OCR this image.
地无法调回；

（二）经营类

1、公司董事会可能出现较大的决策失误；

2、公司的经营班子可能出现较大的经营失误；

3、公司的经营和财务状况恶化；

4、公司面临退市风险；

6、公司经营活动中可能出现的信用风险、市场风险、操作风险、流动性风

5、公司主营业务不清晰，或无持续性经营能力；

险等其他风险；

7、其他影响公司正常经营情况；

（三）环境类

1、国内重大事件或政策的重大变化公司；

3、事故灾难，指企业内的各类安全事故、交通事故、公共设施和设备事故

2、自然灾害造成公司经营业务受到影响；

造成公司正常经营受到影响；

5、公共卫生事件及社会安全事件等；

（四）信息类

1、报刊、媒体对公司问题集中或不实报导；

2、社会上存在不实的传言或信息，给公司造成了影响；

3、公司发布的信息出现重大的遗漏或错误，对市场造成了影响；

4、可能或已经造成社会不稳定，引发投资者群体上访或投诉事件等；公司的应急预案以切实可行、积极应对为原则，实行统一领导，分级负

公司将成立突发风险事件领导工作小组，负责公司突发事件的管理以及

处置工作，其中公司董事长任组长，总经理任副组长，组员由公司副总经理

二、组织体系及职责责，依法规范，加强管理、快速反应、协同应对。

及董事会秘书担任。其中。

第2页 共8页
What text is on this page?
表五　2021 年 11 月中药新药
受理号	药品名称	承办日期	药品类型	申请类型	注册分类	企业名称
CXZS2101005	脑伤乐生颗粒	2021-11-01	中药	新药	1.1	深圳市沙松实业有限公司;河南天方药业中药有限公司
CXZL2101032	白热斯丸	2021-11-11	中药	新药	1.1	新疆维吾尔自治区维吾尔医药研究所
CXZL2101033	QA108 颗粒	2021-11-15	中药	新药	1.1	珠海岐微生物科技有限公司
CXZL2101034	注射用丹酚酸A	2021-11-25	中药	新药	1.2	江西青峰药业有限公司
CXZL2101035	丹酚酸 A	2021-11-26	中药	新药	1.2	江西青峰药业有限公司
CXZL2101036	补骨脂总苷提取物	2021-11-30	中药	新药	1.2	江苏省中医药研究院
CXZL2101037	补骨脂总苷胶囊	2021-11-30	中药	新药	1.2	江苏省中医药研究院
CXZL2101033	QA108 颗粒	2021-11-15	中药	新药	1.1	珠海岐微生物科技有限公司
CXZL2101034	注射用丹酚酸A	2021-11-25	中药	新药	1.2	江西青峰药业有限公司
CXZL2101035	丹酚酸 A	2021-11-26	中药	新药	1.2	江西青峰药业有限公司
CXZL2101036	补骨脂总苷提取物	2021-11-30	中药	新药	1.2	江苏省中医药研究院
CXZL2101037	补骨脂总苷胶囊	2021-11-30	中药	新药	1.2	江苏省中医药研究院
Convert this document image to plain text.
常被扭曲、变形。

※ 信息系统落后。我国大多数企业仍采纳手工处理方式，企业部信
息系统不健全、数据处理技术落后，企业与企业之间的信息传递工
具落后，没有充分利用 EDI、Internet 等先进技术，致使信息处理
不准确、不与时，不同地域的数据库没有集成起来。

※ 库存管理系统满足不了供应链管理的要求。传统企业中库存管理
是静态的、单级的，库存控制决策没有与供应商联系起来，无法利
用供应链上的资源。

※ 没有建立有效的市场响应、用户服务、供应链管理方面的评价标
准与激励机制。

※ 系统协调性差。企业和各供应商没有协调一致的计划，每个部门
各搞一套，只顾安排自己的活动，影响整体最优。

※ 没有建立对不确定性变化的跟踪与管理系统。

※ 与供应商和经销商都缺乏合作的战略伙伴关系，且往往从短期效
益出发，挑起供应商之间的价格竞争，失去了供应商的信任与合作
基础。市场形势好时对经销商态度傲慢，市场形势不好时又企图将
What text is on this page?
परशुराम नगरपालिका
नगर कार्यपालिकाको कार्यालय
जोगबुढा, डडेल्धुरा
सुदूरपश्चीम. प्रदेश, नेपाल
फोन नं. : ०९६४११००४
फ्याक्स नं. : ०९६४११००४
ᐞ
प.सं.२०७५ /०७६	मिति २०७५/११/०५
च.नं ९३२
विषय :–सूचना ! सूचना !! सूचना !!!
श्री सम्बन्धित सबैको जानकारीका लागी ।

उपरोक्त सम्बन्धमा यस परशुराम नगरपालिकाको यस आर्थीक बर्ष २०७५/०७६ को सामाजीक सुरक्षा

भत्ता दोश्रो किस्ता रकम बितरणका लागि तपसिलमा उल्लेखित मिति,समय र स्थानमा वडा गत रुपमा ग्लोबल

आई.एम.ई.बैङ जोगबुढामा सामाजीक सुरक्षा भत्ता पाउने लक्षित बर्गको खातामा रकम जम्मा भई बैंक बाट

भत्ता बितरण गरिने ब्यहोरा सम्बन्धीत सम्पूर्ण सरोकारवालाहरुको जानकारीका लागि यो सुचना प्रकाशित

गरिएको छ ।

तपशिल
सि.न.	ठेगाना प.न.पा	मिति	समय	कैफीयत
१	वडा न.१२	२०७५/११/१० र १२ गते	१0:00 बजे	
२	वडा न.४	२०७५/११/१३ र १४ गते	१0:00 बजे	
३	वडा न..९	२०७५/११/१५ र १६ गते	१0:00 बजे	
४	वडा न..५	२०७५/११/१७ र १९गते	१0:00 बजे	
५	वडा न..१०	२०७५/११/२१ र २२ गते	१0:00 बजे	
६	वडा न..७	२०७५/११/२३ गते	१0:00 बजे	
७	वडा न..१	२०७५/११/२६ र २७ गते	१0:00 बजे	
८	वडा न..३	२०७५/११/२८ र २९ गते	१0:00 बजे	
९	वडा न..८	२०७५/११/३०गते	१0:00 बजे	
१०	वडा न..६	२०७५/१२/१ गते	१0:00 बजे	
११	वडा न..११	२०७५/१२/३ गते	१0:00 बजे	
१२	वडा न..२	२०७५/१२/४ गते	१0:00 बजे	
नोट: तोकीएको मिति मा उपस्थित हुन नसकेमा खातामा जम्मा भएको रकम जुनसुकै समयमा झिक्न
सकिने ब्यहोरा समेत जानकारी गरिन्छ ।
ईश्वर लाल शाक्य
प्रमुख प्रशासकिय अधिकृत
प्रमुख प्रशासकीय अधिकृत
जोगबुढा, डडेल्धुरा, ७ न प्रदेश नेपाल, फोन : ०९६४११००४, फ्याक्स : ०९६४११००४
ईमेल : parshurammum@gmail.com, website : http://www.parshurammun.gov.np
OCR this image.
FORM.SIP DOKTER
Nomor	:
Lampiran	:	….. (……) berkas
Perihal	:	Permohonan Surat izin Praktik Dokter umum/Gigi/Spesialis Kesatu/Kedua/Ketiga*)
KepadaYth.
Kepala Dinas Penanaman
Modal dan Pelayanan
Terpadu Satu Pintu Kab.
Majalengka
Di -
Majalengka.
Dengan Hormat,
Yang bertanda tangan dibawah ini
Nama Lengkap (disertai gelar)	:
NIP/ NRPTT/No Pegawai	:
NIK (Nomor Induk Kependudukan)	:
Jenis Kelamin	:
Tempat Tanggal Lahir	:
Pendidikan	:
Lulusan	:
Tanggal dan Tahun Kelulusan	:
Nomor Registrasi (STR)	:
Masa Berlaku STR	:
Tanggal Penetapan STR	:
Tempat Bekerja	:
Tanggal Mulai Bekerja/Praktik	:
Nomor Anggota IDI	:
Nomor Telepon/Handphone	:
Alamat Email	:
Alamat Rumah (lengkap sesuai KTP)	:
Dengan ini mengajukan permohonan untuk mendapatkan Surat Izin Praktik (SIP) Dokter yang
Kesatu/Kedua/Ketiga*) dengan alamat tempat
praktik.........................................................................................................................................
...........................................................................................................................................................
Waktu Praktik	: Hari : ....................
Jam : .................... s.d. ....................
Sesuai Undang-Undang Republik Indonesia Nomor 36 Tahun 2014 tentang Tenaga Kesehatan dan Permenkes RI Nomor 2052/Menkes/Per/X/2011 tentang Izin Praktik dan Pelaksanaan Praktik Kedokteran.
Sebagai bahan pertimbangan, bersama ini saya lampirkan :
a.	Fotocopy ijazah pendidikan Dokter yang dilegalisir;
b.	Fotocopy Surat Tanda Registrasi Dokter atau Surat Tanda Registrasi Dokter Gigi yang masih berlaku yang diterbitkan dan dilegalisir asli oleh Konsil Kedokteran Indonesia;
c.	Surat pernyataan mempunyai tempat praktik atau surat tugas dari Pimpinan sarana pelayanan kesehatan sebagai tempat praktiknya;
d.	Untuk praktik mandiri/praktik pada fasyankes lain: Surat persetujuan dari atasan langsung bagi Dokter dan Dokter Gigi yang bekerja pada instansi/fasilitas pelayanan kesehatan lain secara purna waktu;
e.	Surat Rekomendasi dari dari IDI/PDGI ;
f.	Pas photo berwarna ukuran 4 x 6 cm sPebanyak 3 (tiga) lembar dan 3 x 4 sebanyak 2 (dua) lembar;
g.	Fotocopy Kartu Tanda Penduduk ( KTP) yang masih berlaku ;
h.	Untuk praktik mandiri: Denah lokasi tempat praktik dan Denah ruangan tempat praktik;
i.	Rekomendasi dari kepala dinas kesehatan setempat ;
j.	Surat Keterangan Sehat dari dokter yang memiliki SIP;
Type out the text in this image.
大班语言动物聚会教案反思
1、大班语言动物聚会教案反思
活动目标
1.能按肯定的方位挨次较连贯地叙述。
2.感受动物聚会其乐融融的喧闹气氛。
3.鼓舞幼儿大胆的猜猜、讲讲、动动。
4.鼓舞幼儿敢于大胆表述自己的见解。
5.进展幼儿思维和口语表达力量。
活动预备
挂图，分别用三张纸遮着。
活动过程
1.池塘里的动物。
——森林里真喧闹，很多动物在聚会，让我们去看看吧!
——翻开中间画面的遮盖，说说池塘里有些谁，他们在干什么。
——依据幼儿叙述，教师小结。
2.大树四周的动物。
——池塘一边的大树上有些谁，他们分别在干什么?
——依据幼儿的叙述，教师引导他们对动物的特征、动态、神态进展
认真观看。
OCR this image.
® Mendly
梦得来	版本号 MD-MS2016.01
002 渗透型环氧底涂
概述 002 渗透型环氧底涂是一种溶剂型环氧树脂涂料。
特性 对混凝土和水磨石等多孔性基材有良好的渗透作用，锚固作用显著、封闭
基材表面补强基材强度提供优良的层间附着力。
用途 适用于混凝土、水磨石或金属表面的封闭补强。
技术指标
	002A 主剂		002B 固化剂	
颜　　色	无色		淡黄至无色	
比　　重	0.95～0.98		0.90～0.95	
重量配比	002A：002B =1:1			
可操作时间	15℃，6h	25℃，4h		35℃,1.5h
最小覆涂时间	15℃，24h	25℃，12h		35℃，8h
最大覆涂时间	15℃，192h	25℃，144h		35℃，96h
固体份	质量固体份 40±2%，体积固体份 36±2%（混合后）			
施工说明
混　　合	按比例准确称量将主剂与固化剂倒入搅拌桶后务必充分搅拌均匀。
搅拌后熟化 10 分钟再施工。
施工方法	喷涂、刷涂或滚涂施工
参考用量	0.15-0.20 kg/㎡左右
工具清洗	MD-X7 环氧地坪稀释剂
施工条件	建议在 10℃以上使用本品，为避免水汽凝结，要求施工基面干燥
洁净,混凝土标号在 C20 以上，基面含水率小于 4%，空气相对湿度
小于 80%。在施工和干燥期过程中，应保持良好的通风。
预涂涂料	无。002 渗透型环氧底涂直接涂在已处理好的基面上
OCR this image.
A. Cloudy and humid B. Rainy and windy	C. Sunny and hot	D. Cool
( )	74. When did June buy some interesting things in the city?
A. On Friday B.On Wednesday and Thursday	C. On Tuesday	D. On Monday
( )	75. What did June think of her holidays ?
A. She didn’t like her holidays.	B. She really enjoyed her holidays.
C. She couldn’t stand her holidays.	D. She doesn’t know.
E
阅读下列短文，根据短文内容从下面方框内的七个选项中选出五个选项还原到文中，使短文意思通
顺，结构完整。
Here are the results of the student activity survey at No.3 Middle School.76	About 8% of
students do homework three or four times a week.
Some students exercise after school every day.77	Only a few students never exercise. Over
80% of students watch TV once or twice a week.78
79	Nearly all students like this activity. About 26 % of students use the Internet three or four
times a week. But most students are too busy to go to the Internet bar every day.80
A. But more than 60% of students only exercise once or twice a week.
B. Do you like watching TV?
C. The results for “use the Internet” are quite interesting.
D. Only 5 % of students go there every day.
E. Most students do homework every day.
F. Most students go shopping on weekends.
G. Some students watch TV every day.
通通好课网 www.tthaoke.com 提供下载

GIVEN TASK — Wherever the word "Kedokteran" occurs in a line of the listing, copy that line.

ANSWER IN FULL —
Sesuai Undang-Undang Republik Indonesia Nomor 36 Tahun 2014 tentang Tenaga Kesehatan dan Permenkes RI Nomor 2052/Menkes/Per/X/2011 tentang Izin Praktik dan Pelaksanaan Praktik Kedokteran.
b.	Fotocopy Surat Tanda Registrasi Dokter atau Surat Tanda Registrasi Dokter Gigi yang masih berlaku yang diterbitkan dan dilegalisir asli oleh Konsil Kedokteran Indonesia;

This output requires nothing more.